[start of Dataset extract]
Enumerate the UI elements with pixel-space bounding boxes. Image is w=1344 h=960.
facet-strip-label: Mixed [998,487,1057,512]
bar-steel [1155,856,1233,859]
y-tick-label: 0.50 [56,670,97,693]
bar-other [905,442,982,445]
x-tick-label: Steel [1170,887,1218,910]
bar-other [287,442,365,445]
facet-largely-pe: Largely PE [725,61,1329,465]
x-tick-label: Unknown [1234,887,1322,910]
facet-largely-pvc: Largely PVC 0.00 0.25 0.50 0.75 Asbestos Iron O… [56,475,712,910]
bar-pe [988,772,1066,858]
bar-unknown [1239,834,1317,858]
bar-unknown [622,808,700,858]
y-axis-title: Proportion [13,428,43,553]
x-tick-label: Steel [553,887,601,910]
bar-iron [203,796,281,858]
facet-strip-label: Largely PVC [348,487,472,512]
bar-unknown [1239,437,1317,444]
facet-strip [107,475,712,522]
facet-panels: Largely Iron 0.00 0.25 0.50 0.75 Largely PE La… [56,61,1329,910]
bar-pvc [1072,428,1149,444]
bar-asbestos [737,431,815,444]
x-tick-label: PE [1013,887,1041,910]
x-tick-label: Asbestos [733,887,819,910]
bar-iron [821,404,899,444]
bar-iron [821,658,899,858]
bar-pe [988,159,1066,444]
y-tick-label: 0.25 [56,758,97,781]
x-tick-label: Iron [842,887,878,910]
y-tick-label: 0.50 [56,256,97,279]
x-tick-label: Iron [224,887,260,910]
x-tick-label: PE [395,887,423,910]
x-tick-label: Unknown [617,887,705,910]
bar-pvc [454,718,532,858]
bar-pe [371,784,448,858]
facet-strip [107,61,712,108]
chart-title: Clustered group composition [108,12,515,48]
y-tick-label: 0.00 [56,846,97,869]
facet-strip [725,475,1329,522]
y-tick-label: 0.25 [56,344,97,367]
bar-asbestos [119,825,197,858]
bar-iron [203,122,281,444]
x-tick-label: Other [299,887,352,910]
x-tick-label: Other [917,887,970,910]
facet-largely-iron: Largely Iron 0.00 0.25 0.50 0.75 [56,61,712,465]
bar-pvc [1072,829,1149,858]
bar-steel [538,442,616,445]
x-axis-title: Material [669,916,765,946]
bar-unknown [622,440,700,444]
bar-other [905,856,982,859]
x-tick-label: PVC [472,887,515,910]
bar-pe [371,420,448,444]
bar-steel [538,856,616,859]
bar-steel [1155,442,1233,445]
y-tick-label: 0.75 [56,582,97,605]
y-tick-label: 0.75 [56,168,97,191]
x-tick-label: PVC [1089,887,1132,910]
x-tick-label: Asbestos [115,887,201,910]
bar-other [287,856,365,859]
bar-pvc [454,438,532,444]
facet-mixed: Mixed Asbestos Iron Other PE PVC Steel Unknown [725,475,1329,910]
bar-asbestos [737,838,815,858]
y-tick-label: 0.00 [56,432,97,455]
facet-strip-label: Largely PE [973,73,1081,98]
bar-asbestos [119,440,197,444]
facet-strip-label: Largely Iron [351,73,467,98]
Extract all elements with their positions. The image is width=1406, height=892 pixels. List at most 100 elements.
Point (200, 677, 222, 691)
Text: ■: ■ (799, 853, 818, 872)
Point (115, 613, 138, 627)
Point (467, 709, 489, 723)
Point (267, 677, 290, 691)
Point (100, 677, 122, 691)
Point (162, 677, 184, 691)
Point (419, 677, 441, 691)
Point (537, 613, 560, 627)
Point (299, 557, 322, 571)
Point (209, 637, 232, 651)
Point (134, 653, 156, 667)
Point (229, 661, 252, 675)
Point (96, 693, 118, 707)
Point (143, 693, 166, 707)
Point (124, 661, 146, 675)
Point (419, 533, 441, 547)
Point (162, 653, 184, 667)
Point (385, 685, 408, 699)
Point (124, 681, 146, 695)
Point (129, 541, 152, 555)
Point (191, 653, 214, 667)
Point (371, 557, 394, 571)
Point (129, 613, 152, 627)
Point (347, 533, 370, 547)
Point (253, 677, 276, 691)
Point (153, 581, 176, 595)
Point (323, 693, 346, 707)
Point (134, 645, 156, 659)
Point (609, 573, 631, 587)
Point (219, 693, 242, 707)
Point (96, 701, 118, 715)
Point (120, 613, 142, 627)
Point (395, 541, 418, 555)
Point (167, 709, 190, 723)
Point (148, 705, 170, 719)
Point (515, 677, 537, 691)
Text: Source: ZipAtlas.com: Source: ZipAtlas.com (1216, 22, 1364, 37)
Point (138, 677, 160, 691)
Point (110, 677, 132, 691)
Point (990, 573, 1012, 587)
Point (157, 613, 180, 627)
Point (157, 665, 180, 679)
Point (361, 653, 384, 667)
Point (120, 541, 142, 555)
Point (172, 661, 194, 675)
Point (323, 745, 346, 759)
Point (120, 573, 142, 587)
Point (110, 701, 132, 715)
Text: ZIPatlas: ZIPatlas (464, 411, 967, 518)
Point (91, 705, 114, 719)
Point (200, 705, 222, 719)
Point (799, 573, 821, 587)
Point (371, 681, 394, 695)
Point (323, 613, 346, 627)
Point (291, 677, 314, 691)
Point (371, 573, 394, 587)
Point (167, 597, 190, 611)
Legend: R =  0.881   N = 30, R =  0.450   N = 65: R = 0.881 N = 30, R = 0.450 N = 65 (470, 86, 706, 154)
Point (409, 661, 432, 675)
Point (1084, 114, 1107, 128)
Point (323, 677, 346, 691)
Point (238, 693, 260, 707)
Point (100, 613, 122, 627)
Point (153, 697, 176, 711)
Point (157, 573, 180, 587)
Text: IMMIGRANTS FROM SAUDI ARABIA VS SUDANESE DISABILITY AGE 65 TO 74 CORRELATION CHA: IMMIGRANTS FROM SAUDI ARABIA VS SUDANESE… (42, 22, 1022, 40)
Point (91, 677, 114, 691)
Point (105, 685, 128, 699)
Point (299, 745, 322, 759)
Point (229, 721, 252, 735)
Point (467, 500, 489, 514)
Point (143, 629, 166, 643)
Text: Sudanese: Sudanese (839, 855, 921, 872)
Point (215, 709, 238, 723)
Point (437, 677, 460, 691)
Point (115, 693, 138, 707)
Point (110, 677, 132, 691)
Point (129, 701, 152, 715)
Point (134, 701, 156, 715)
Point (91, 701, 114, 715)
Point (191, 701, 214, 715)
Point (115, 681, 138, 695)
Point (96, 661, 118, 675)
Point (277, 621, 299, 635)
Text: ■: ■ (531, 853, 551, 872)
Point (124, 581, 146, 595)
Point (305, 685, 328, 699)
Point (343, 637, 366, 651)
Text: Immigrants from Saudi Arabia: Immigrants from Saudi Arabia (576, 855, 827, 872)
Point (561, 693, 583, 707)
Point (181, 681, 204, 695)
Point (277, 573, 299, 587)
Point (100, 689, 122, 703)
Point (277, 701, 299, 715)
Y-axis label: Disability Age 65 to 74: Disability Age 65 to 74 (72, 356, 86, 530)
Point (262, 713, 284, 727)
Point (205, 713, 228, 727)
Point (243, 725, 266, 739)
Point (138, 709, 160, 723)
[end of Dataset extract]
- **Task goal**: Rewrite the listing so that each "x-tick-label" becomes "x-axis-tick", with nothing else altered.

- **Answer to this problem**:
Enumerate the UI elements with pixel-space bounding boxes. Image is w=1344 h=960.
facet-strip-label: Mixed [998,487,1057,512]
bar-steel [1155,856,1233,859]
y-tick-label: 0.50 [56,670,97,693]
bar-other [905,442,982,445]
x-axis-tick: Steel [1170,887,1218,910]
bar-other [287,442,365,445]
facet-largely-pe: Largely PE [725,61,1329,465]
x-axis-tick: Unknown [1234,887,1322,910]
facet-largely-pvc: Largely PVC 0.00 0.25 0.50 0.75 Asbestos Iron O… [56,475,712,910]
bar-pe [988,772,1066,858]
bar-unknown [1239,834,1317,858]
bar-unknown [622,808,700,858]
y-axis-title: Proportion [13,428,43,553]
x-axis-tick: Steel [553,887,601,910]
bar-iron [203,796,281,858]
facet-strip-label: Largely PVC [348,487,472,512]
bar-unknown [1239,437,1317,444]
facet-strip [107,475,712,522]
facet-panels: Largely Iron 0.00 0.25 0.50 0.75 Largely PE La… [56,61,1329,910]
bar-pvc [1072,428,1149,444]
bar-asbestos [737,431,815,444]
x-axis-tick: PE [1013,887,1041,910]
x-axis-tick: Asbestos [733,887,819,910]
bar-iron [821,404,899,444]
bar-iron [821,658,899,858]
bar-pe [988,159,1066,444]
y-tick-label: 0.25 [56,758,97,781]
x-axis-tick: Iron [842,887,878,910]
y-tick-label: 0.50 [56,256,97,279]
x-axis-tick: Iron [224,887,260,910]
x-axis-tick: PE [395,887,423,910]
x-axis-tick: Unknown [617,887,705,910]
bar-pvc [454,718,532,858]
bar-pe [371,784,448,858]
facet-strip [107,61,712,108]
chart-title: Clustered group composition [108,12,515,48]
y-tick-label: 0.00 [56,846,97,869]
facet-strip [725,475,1329,522]
y-tick-label: 0.25 [56,344,97,367]
bar-asbestos [119,825,197,858]
bar-iron [203,122,281,444]
x-axis-tick: Other [299,887,352,910]
x-axis-tick: Other [917,887,970,910]
facet-largely-iron: Largely Iron 0.00 0.25 0.50 0.75 [56,61,712,465]
bar-pvc [1072,829,1149,858]
bar-steel [538,442,616,445]
x-axis-title: Material [669,916,765,946]
bar-unknown [622,440,700,444]
bar-other [905,856,982,859]
x-axis-tick: PVC [472,887,515,910]
bar-pe [371,420,448,444]
bar-steel [538,856,616,859]
bar-steel [1155,442,1233,445]
y-tick-label: 0.75 [56,582,97,605]
y-tick-label: 0.75 [56,168,97,191]
x-axis-tick: PVC [1089,887,1132,910]
x-axis-tick: Asbestos [115,887,201,910]
bar-other [287,856,365,859]
bar-pvc [454,438,532,444]
facet-mixed: Mixed Asbestos Iron Other PE PVC Steel Unknown [725,475,1329,910]
bar-asbestos [737,838,815,858]
y-tick-label: 0.00 [56,432,97,455]
facet-strip-label: Largely PE [973,73,1081,98]
bar-asbestos [119,440,197,444]
facet-strip-label: Largely Iron [351,73,467,98]
Extract all elements with their positions. The image is width=1406, height=892 pixels. List at most 100 elements.
Point (200, 677, 222, 691)
Text: ■: ■ (799, 853, 818, 872)
Point (115, 613, 138, 627)
Point (467, 709, 489, 723)
Point (267, 677, 290, 691)
Point (100, 677, 122, 691)
Point (162, 677, 184, 691)
Point (419, 677, 441, 691)
Point (537, 613, 560, 627)
Point (299, 557, 322, 571)
Point (209, 637, 232, 651)
Point (134, 653, 156, 667)
Point (229, 661, 252, 675)
Point (96, 693, 118, 707)
Point (143, 693, 166, 707)
Point (124, 661, 146, 675)
Point (419, 533, 441, 547)
Point (162, 653, 184, 667)
Point (385, 685, 408, 699)
Point (124, 681, 146, 695)
Point (129, 541, 152, 555)
Point (191, 653, 214, 667)
Point (371, 557, 394, 571)
Point (129, 613, 152, 627)
Point (347, 533, 370, 547)
Point (253, 677, 276, 691)
Point (153, 581, 176, 595)
Point (323, 693, 346, 707)
Point (134, 645, 156, 659)
Point (609, 573, 631, 587)
Point (219, 693, 242, 707)
Point (96, 701, 118, 715)
Point (120, 613, 142, 627)
Point (395, 541, 418, 555)
Point (167, 709, 190, 723)
Point (148, 705, 170, 719)
Point (515, 677, 537, 691)
Text: Source: ZipAtlas.com: Source: ZipAtlas.com (1216, 22, 1364, 37)
Point (138, 677, 160, 691)
Point (110, 677, 132, 691)
Point (990, 573, 1012, 587)
Point (157, 613, 180, 627)
Point (157, 665, 180, 679)
Point (361, 653, 384, 667)
Point (120, 541, 142, 555)
Point (172, 661, 194, 675)
Point (323, 745, 346, 759)
Point (120, 573, 142, 587)
Point (110, 701, 132, 715)
Text: ZIPatlas: ZIPatlas (464, 411, 967, 518)
Point (91, 705, 114, 719)
Point (200, 705, 222, 719)
Point (799, 573, 821, 587)
Point (371, 681, 394, 695)
Point (323, 613, 346, 627)
Point (291, 677, 314, 691)
Point (371, 573, 394, 587)
Point (167, 597, 190, 611)
Legend: R =  0.881   N = 30, R =  0.450   N = 65: R = 0.881 N = 30, R = 0.450 N = 65 (470, 86, 706, 154)
Point (409, 661, 432, 675)
Point (1084, 114, 1107, 128)
Point (323, 677, 346, 691)
Point (238, 693, 260, 707)
Point (100, 613, 122, 627)
Point (153, 697, 176, 711)
Point (157, 573, 180, 587)
Text: IMMIGRANTS FROM SAUDI ARABIA VS SUDANESE DISABILITY AGE 65 TO 74 CORRELATION CHA: IMMIGRANTS FROM SAUDI ARABIA VS SUDANESE… (42, 22, 1022, 40)
Point (91, 677, 114, 691)
Point (105, 685, 128, 699)
Point (299, 745, 322, 759)
Point (229, 721, 252, 735)
Point (467, 500, 489, 514)
Point (143, 629, 166, 643)
Text: Sudanese: Sudanese (839, 855, 921, 872)
Point (215, 709, 238, 723)
Point (437, 677, 460, 691)
Point (115, 693, 138, 707)
Point (110, 677, 132, 691)
Point (129, 701, 152, 715)
Point (134, 701, 156, 715)
Point (91, 701, 114, 715)
Point (191, 701, 214, 715)
Point (115, 681, 138, 695)
Point (96, 661, 118, 675)
Point (277, 621, 299, 635)
Text: ■: ■ (531, 853, 551, 872)
Point (124, 581, 146, 595)
Point (305, 685, 328, 699)
Point (343, 637, 366, 651)
Text: Immigrants from Saudi Arabia: Immigrants from Saudi Arabia (576, 855, 827, 872)
Point (561, 693, 583, 707)
Point (181, 681, 204, 695)
Point (277, 573, 299, 587)
Point (100, 689, 122, 703)
Point (277, 701, 299, 715)
Y-axis label: Disability Age 65 to 74: Disability Age 65 to 74 (72, 356, 86, 530)
Point (262, 713, 284, 727)
Point (205, 713, 228, 727)
Point (243, 725, 266, 739)
Point (138, 709, 160, 723)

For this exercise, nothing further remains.